Exercise prompt> Using the listing below, copy every line that mentions "Serranisto".

The records>
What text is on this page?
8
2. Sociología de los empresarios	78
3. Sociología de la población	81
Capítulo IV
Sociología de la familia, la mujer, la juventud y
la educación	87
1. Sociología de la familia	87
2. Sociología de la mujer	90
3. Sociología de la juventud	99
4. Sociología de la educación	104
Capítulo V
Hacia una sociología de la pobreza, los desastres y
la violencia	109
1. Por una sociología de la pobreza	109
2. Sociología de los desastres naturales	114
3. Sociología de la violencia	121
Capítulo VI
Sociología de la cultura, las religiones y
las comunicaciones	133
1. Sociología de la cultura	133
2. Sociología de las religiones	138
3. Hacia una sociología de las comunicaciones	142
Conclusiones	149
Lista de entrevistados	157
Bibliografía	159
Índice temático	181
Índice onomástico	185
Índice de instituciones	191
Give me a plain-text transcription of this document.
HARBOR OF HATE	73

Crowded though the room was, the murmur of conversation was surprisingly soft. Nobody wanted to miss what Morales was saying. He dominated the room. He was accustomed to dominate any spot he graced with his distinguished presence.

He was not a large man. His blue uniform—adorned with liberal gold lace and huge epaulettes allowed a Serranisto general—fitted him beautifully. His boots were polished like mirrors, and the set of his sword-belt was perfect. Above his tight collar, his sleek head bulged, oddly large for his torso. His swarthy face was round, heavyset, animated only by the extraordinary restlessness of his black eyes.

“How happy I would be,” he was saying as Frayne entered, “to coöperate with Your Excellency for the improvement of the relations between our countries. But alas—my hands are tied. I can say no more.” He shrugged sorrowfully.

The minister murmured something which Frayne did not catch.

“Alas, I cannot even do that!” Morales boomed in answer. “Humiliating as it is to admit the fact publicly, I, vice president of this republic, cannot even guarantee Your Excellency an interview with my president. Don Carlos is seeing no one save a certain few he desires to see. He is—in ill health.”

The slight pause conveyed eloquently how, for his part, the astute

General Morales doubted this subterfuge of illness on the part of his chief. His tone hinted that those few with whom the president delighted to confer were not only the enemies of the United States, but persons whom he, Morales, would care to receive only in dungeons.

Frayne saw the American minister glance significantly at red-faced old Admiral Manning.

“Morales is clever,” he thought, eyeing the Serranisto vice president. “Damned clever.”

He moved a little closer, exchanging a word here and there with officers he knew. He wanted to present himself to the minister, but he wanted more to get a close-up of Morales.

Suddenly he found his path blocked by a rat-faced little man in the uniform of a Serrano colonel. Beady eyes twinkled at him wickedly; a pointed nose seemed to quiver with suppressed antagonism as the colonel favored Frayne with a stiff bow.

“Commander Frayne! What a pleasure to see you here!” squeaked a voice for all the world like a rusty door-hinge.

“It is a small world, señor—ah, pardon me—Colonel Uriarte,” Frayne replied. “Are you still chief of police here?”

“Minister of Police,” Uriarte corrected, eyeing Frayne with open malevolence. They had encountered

Output below>
He was not a large man. His blue uniform—adorned with liberal gold lace and huge epaulettes allowed a Serranisto general—fitted him beautifully. His boots were polished like mirrors, and the set of his sword-belt was perfect. Above his tight collar, his sleek head bulged, oddly large for his torso. His swarthy face was round, heavyset, animated only by the extraordinary restlessness of his black eyes.
“Morales is clever,” he thought, eyeing the Serranisto vice president. “Damned clever.”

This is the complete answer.